*WHAT TO DO*:
Reproduce the following entries exactly, leaving nothing out.

(Document page transcript entries)
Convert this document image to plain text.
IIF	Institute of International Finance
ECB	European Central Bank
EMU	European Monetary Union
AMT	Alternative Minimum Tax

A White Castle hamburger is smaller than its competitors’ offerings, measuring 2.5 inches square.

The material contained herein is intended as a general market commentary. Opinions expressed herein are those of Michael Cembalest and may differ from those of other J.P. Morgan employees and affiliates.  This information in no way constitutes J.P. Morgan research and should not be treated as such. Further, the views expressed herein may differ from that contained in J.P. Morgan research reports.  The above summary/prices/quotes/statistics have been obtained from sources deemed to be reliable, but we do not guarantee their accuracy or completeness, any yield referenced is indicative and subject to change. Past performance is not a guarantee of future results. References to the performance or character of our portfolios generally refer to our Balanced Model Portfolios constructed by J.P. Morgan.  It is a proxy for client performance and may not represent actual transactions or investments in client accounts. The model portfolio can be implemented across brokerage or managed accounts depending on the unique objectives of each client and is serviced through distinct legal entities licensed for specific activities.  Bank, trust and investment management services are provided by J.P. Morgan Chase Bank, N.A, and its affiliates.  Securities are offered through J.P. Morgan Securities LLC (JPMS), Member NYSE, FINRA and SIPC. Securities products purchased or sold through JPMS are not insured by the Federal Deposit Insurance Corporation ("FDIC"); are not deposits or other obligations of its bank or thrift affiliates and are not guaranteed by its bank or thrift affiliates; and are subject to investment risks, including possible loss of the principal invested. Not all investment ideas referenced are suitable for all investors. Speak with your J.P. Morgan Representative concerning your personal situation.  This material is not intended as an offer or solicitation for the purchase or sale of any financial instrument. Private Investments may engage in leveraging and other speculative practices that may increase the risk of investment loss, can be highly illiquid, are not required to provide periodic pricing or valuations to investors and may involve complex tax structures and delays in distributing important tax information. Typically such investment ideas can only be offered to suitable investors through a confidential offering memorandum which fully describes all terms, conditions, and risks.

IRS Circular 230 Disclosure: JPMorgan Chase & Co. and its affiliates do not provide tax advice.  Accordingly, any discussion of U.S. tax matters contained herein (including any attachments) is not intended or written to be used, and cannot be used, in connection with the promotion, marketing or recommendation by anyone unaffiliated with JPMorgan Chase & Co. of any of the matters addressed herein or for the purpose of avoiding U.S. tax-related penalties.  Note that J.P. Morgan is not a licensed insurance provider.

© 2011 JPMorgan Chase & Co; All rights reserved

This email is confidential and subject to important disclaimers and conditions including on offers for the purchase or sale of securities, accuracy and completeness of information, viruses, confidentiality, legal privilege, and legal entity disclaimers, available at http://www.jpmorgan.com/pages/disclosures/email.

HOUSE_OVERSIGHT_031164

*RESPONSE*:
Convert this document image to plain text.
IIF	Institute of International Finance
ECB	European Central Bank
EMU	European Monetary Union
AMT	Alternative Minimum Tax

A White Castle hamburger is smaller than its competitors’ offerings, measuring 2.5 inches square.

The material contained herein is intended as a general market commentary. Opinions expressed herein are those of Michael Cembalest and may differ from those of other J.P. Morgan employees and affiliates.  This information in no way constitutes J.P. Morgan research and should not be treated as such. Further, the views expressed herein may differ from that contained in J.P. Morgan research reports.  The above summary/prices/quotes/statistics have been obtained from sources deemed to be reliable, but we do not guarantee their accuracy or completeness, any yield referenced is indicative and subject to change. Past performance is not a guarantee of future results. References to the performance or character of our portfolios generally refer to our Balanced Model Portfolios constructed by J.P. Morgan.  It is a proxy for client performance and may not represent actual transactions or investments in client accounts. The model portfolio can be implemented across brokerage or managed accounts depending on the unique objectives of each client and is serviced through distinct legal entities licensed for specific activities.  Bank, trust and investment management services are provided by J.P. Morgan Chase Bank, N.A, and its affiliates.  Securities are offered through J.P. Morgan Securities LLC (JPMS), Member NYSE, FINRA and SIPC. Securities products purchased or sold through JPMS are not insured by the Federal Deposit Insurance Corporation ("FDIC"); are not deposits or other obligations of its bank or thrift affiliates and are not guaranteed by its bank or thrift affiliates; and are subject to investment risks, including possible loss of the principal invested. Not all investment ideas referenced are suitable for all investors. Speak with your J.P. Morgan Representative concerning your personal situation.  This material is not intended as an offer or solicitation for the purchase or sale of any financial instrument. Private Investments may engage in leveraging and other speculative practices that may increase the risk of investment loss, can be highly illiquid, are not required to provide periodic pricing or valuations to investors and may involve complex tax structures and delays in distributing important tax information. Typically such investment ideas can only be offered to suitable investors through a confidential offering memorandum which fully describes all terms, conditions, and risks.

IRS Circular 230 Disclosure: JPMorgan Chase & Co. and its affiliates do not provide tax advice.  Accordingly, any discussion of U.S. tax matters contained herein (including any attachments) is not intended or written to be used, and cannot be used, in connection with the promotion, marketing or recommendation by anyone unaffiliated with JPMorgan Chase & Co. of any of the matters addressed herein or for the purpose of avoiding U.S. tax-related penalties.  Note that J.P. Morgan is not a licensed insurance provider.

© 2011 JPMorgan Chase & Co; All rights reserved

This email is confidential and subject to important disclaimers and conditions including on offers for the purchase or sale of securities, accuracy and completeness of information, viruses, confidentiality, legal privilege, and legal entity disclaimers, available at http://www.jpmorgan.com/pages/disclosures/email.

HOUSE_OVERSIGHT_031164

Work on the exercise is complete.